begin Records

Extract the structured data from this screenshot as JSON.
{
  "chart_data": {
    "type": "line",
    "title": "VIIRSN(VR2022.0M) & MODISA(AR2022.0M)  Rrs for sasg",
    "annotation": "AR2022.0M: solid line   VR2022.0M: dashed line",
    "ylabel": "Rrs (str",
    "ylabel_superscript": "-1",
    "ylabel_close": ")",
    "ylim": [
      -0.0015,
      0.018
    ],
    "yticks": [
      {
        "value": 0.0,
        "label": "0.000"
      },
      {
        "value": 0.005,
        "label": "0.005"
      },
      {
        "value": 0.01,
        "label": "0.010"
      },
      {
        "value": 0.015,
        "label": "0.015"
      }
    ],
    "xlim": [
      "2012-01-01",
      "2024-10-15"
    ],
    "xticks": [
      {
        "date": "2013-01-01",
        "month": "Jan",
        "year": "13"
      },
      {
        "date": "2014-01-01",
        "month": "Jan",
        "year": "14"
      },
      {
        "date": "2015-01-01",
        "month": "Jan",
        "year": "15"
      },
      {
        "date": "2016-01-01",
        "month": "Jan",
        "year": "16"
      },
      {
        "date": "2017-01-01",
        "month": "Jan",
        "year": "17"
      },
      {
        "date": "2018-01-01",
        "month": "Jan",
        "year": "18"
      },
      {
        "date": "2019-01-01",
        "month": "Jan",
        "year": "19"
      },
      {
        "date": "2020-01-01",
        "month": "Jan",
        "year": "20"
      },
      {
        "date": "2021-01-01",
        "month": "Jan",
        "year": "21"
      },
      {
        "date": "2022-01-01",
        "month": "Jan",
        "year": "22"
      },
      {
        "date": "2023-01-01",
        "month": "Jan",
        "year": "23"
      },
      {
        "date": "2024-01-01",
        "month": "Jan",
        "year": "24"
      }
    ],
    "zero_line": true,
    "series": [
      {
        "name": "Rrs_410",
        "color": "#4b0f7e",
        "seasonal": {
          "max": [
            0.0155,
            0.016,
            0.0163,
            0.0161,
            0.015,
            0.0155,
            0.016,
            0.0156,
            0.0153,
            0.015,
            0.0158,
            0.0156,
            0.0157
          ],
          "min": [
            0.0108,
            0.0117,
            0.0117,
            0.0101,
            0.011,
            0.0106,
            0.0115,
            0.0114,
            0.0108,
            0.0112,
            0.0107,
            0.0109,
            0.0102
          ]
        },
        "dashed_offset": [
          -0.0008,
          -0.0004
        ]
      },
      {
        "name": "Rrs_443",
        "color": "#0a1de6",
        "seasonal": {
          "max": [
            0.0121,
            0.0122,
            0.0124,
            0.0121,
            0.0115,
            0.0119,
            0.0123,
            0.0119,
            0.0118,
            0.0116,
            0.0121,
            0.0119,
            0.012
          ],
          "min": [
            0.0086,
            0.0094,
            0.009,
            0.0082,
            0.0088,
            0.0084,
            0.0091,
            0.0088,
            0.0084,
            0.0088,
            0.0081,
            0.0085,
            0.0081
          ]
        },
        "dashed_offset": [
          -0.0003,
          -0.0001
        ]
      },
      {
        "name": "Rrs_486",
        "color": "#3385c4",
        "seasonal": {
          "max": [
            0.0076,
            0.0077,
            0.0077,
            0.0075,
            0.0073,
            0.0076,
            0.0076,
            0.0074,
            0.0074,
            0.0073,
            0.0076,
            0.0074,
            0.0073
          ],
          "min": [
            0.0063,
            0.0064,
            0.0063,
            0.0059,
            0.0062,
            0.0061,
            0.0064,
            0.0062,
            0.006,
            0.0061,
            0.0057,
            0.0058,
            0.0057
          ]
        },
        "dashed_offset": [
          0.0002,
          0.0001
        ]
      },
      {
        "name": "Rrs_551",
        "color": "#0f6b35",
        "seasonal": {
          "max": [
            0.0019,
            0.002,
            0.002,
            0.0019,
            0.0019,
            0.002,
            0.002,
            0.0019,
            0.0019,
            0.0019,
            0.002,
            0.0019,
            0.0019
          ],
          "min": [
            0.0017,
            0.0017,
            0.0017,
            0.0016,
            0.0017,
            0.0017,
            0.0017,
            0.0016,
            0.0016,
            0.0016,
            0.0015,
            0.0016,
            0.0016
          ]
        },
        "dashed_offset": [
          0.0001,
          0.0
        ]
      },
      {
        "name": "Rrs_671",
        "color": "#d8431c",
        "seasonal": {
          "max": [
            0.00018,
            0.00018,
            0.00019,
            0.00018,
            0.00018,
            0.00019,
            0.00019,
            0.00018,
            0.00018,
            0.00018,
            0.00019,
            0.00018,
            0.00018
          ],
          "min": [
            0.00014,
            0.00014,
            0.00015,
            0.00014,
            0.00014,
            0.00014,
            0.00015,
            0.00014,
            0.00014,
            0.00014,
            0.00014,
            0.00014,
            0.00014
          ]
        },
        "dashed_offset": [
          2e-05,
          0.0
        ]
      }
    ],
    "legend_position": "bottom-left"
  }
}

end Records

*What the task asks:* Extract the full listing above without altering anything.

*Answer in full:*
Extract the structured data from this screenshot as JSON.
{
  "chart_data": {
    "type": "line",
    "title": "VIIRSN(VR2022.0M) & MODISA(AR2022.0M)  Rrs for sasg",
    "annotation": "AR2022.0M: solid line   VR2022.0M: dashed line",
    "ylabel": "Rrs (str",
    "ylabel_superscript": "-1",
    "ylabel_close": ")",
    "ylim": [
      -0.0015,
      0.018
    ],
    "yticks": [
      {
        "value": 0.0,
        "label": "0.000"
      },
      {
        "value": 0.005,
        "label": "0.005"
      },
      {
        "value": 0.01,
        "label": "0.010"
      },
      {
        "value": 0.015,
        "label": "0.015"
      }
    ],
    "xlim": [
      "2012-01-01",
      "2024-10-15"
    ],
    "xticks": [
      {
        "date": "2013-01-01",
        "month": "Jan",
        "year": "13"
      },
      {
        "date": "2014-01-01",
        "month": "Jan",
        "year": "14"
      },
      {
        "date": "2015-01-01",
        "month": "Jan",
        "year": "15"
      },
      {
        "date": "2016-01-01",
        "month": "Jan",
        "year": "16"
      },
      {
        "date": "2017-01-01",
        "month": "Jan",
        "year": "17"
      },
      {
        "date": "2018-01-01",
        "month": "Jan",
        "year": "18"
      },
      {
        "date": "2019-01-01",
        "month": "Jan",
        "year": "19"
      },
      {
        "date": "2020-01-01",
        "month": "Jan",
        "year": "20"
      },
      {
        "date": "2021-01-01",
        "month": "Jan",
        "year": "21"
      },
      {
        "date": "2022-01-01",
        "month": "Jan",
        "year": "22"
      },
      {
        "date": "2023-01-01",
        "month": "Jan",
        "year": "23"
      },
      {
        "date": "2024-01-01",
        "month": "Jan",
        "year": "24"
      }
    ],
    "zero_line": true,
    "series": [
      {
        "name": "Rrs_410",
        "color": "#4b0f7e",
        "seasonal": {
          "max": [
            0.0155,
            0.016,
            0.0163,
            0.0161,
            0.015,
            0.0155,
            0.016,
            0.0156,
            0.0153,
            0.015,
            0.0158,
            0.0156,
            0.0157
          ],
          "min": [
            0.0108,
            0.0117,
            0.0117,
            0.0101,
            0.011,
            0.0106,
            0.0115,
            0.0114,
            0.0108,
            0.0112,
            0.0107,
            0.0109,
            0.0102
          ]
        },
        "dashed_offset": [
          -0.0008,
          -0.0004
        ]
      },
      {
        "name": "Rrs_443",
        "color": "#0a1de6",
        "seasonal": {
          "max": [
            0.0121,
            0.0122,
            0.0124,
            0.0121,
            0.0115,
            0.0119,
            0.0123,
            0.0119,
            0.0118,
            0.0116,
            0.0121,
            0.0119,
            0.012
          ],
          "min": [
            0.0086,
            0.0094,
            0.009,
            0.0082,
            0.0088,
            0.0084,
            0.0091,
            0.0088,
            0.0084,
            0.0088,
            0.0081,
            0.0085,
            0.0081
          ]
        },
        "dashed_offset": [
          -0.0003,
          -0.0001
        ]
      },
      {
        "name": "Rrs_486",
        "color": "#3385c4",
        "seasonal": {
          "max": [
            0.0076,
            0.0077,
            0.0077,
            0.0075,
            0.0073,
            0.0076,
            0.0076,
            0.0074,
            0.0074,
            0.0073,
            0.0076,
            0.0074,
            0.0073
          ],
          "min": [
            0.0063,
            0.0064,
            0.0063,
            0.0059,
            0.0062,
            0.0061,
            0.0064,
            0.0062,
            0.006,
            0.0061,
            0.0057,
            0.0058,
            0.0057
          ]
        },
        "dashed_offset": [
          0.0002,
          0.0001
        ]
      },
      {
        "name": "Rrs_551",
        "color": "#0f6b35",
        "seasonal": {
          "max": [
            0.0019,
            0.002,
            0.002,
            0.0019,
            0.0019,
            0.002,
            0.002,
            0.0019,
            0.0019,
            0.0019,
            0.002,
            0.0019,
            0.0019
          ],
          "min": [
            0.0017,
            0.0017,
            0.0017,
            0.0016,
            0.0017,
            0.0017,
            0.0017,
            0.0016,
            0.0016,
            0.0016,
            0.0015,
            0.0016,
            0.0016
          ]
        },
        "dashed_offset": [
          0.0001,
          0.0
        ]
      },
      {
        "name": "Rrs_671",
        "color": "#d8431c",
        "seasonal": {
          "max": [
            0.00018,
            0.00018,
            0.00019,
            0.00018,
            0.00018,
            0.00019,
            0.00019,
            0.00018,
            0.00018,
            0.00018,
            0.00019,
            0.00018,
            0.00018
          ],
          "min": [
            0.00014,
            0.00014,
            0.00015,
            0.00014,
            0.00014,
            0.00014,
            0.00015,
            0.00014,
            0.00014,
            0.00014,
            0.00014,
            0.00014,
            0.00014
          ]
        },
        "dashed_offset": [
          2e-05,
          0.0
        ]
      }
    ],
    "legend_position": "bottom-left"
  }
}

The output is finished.